Go through each line of the records below and count those with the word "name"; give only the total.

● ● ●

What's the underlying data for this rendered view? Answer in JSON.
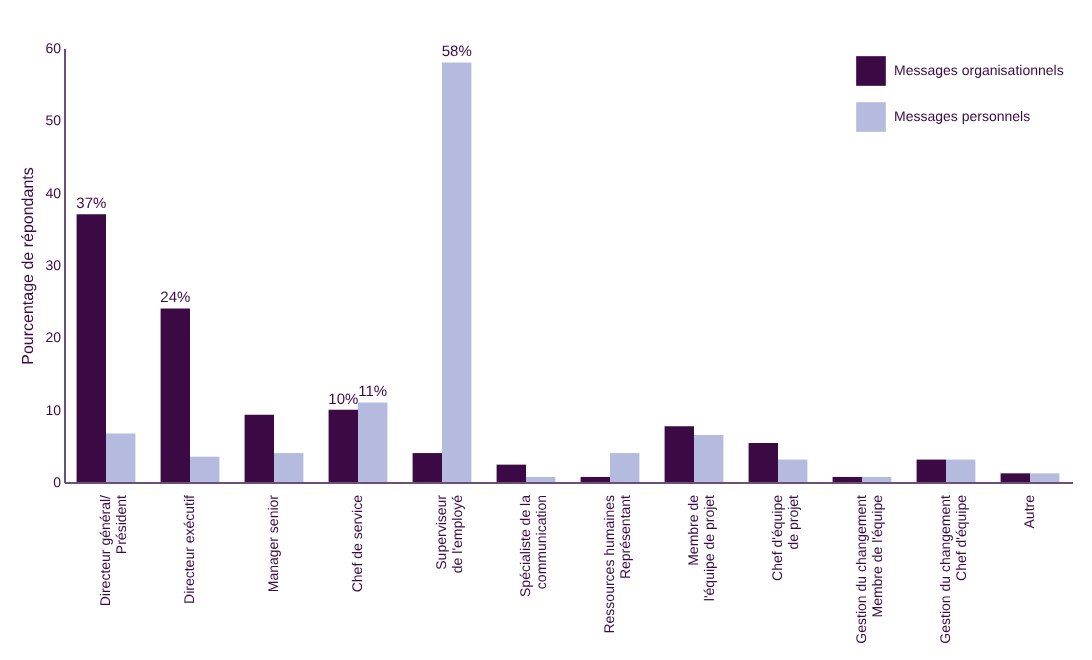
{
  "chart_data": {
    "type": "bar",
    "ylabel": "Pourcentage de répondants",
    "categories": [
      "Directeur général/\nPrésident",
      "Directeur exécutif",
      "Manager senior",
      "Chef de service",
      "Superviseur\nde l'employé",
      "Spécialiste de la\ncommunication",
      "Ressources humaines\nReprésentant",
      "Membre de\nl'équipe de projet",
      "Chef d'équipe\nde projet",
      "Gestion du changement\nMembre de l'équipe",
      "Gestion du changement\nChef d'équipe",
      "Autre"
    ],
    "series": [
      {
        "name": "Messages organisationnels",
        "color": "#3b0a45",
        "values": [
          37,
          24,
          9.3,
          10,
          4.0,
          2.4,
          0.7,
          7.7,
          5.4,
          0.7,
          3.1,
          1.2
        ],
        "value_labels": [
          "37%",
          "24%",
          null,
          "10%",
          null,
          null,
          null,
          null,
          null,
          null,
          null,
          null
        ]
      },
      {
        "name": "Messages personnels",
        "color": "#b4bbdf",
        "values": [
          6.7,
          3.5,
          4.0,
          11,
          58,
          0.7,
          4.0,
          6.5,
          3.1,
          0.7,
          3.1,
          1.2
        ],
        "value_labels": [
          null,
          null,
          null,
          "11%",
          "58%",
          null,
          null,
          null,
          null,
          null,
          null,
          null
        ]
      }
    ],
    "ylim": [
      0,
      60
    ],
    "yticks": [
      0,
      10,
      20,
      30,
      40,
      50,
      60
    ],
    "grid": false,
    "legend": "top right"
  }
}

● ● ●

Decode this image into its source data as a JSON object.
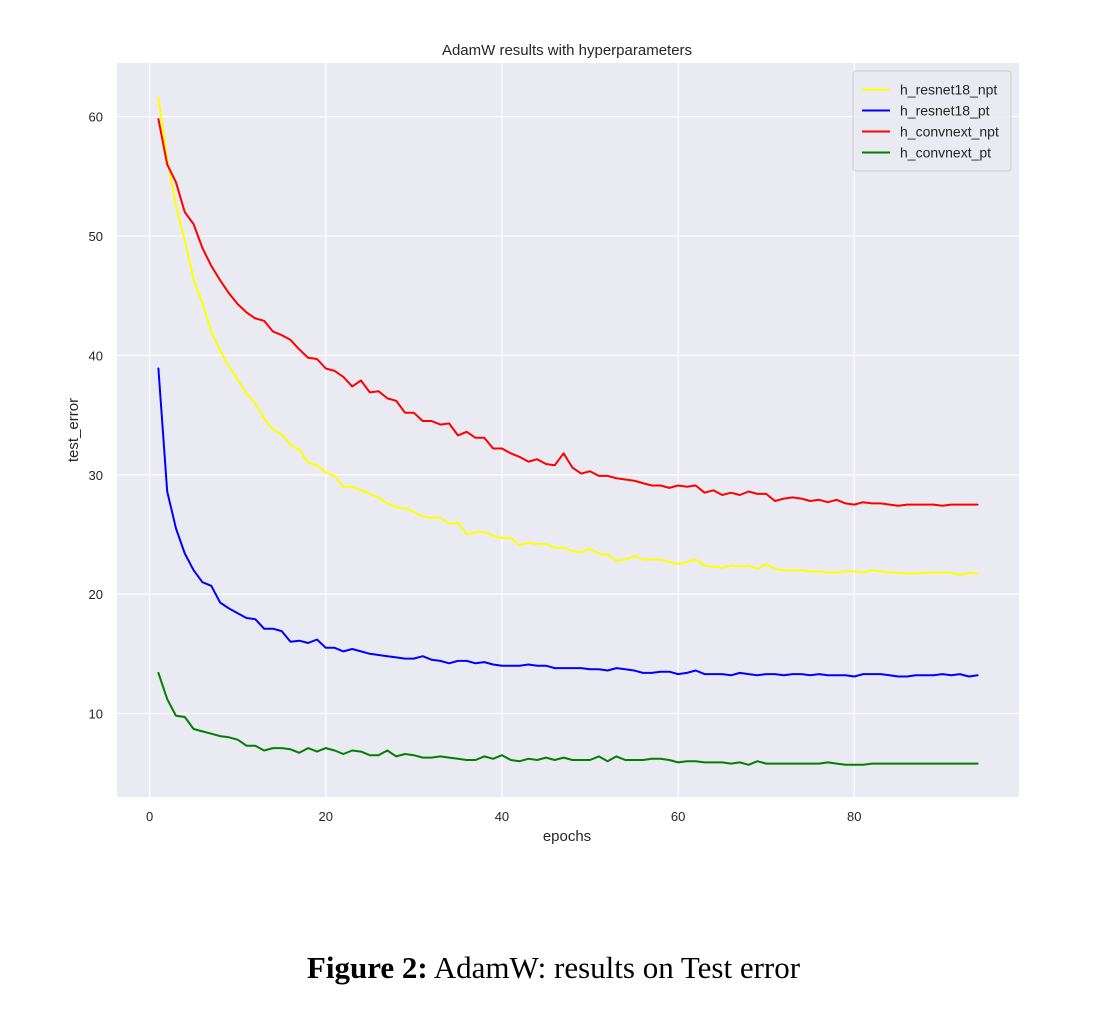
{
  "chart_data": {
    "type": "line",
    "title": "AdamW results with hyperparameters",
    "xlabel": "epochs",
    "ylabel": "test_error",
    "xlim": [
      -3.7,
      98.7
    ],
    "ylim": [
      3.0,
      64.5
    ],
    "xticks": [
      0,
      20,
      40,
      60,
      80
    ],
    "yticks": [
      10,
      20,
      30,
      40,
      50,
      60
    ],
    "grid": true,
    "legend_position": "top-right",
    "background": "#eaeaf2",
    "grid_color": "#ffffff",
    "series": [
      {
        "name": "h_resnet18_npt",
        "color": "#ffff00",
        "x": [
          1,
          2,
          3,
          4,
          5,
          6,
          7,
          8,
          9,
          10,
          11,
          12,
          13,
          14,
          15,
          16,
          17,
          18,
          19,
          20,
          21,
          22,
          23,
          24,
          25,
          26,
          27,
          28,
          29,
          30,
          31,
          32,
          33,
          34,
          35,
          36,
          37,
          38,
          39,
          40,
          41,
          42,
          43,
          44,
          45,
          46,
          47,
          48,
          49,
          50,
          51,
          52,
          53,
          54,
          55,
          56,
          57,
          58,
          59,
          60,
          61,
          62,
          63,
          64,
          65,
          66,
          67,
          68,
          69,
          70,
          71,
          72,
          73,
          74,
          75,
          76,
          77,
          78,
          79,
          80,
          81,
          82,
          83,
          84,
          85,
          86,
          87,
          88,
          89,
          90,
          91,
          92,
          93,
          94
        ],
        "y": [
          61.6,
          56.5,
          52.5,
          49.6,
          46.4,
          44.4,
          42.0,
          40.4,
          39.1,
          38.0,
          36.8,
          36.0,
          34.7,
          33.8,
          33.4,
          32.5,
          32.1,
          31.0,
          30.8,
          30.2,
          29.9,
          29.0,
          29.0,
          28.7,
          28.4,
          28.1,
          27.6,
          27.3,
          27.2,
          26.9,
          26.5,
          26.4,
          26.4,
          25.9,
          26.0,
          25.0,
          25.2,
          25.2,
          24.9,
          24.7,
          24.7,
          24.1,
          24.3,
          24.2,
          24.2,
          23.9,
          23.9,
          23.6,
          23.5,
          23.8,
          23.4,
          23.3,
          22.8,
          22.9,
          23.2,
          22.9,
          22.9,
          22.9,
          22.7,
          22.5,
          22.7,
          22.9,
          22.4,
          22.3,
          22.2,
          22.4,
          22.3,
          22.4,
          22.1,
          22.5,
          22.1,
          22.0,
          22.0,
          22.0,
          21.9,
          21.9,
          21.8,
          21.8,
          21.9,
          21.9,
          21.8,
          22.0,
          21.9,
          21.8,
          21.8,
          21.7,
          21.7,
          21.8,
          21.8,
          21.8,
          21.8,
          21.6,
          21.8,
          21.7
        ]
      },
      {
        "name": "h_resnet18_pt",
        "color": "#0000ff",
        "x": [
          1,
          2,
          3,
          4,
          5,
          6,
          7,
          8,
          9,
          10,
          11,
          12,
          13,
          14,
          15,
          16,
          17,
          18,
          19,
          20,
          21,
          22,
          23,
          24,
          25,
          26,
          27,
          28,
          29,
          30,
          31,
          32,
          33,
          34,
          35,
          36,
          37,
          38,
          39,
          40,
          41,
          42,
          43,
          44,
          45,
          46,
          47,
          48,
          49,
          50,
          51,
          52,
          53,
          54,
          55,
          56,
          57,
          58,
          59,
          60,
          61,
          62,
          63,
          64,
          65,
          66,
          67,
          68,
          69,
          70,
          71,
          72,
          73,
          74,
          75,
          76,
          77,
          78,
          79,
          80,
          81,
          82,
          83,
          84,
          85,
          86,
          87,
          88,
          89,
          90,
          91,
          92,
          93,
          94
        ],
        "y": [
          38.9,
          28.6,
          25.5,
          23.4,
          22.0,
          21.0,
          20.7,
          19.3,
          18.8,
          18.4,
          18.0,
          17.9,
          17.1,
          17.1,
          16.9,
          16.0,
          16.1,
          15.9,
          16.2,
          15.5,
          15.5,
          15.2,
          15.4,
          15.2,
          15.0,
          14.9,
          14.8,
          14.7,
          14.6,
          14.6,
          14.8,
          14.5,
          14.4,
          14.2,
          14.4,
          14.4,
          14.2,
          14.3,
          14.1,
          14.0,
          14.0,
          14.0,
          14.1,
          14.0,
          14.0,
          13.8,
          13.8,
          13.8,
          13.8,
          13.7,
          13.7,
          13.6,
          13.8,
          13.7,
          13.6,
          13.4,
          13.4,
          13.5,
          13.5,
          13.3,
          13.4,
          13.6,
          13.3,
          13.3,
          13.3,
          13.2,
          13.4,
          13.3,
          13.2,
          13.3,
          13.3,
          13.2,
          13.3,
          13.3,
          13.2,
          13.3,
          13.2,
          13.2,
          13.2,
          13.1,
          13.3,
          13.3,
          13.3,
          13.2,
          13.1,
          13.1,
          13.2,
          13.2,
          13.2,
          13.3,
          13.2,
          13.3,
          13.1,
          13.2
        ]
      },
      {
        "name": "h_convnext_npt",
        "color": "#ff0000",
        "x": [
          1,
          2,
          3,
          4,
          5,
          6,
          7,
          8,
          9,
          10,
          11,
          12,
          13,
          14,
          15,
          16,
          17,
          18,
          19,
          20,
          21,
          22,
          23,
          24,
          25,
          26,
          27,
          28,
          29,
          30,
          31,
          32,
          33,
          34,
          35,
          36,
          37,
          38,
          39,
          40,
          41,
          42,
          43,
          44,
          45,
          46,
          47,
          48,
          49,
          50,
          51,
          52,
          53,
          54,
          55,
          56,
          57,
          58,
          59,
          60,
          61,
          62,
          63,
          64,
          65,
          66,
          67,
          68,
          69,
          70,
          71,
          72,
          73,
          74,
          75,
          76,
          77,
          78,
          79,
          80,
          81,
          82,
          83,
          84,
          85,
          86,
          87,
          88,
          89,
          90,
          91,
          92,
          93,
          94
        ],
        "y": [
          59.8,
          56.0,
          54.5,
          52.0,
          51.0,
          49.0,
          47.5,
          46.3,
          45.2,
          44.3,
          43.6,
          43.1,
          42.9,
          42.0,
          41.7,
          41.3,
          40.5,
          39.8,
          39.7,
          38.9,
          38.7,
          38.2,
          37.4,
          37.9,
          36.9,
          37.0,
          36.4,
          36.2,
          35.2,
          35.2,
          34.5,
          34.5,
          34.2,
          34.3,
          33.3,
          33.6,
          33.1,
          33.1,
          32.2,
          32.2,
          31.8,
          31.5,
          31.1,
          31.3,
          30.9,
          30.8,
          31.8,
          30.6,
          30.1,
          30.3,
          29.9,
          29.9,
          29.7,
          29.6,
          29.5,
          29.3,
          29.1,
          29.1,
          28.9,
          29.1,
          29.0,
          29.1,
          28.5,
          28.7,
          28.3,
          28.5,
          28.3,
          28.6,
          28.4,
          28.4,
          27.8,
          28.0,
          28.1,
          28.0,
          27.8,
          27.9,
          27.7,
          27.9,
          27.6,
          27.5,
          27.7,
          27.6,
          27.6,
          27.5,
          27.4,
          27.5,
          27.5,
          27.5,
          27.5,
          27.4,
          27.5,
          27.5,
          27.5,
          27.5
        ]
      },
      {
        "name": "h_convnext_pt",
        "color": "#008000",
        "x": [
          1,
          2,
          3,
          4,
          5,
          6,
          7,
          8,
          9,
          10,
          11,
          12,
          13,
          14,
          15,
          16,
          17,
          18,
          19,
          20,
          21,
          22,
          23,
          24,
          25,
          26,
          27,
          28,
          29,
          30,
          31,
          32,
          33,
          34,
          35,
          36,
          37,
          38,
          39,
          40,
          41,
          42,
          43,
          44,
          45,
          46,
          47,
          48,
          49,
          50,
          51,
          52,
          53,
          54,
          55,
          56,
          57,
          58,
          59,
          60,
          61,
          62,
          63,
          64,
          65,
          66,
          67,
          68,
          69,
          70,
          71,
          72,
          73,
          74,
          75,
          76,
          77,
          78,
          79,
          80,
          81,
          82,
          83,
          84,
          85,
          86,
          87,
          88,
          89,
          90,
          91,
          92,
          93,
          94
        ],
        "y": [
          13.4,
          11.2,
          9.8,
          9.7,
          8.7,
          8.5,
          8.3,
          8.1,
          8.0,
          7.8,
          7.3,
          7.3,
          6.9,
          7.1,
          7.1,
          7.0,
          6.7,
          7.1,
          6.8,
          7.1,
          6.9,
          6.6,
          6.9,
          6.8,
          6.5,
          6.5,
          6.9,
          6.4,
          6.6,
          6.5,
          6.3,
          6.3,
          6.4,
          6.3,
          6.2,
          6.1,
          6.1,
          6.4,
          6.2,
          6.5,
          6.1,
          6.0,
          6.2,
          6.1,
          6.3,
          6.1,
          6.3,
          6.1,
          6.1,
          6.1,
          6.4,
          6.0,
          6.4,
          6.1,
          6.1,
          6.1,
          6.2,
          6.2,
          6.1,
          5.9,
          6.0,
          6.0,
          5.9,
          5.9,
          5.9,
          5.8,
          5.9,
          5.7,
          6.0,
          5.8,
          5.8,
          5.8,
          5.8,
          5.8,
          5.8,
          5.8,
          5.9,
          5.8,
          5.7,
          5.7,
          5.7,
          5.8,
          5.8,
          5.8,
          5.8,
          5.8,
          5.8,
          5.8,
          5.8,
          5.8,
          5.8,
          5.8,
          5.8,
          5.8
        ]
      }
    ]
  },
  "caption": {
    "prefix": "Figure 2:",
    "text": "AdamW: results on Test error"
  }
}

● ● ●

RESPONSE TO THIS EXERCISE
6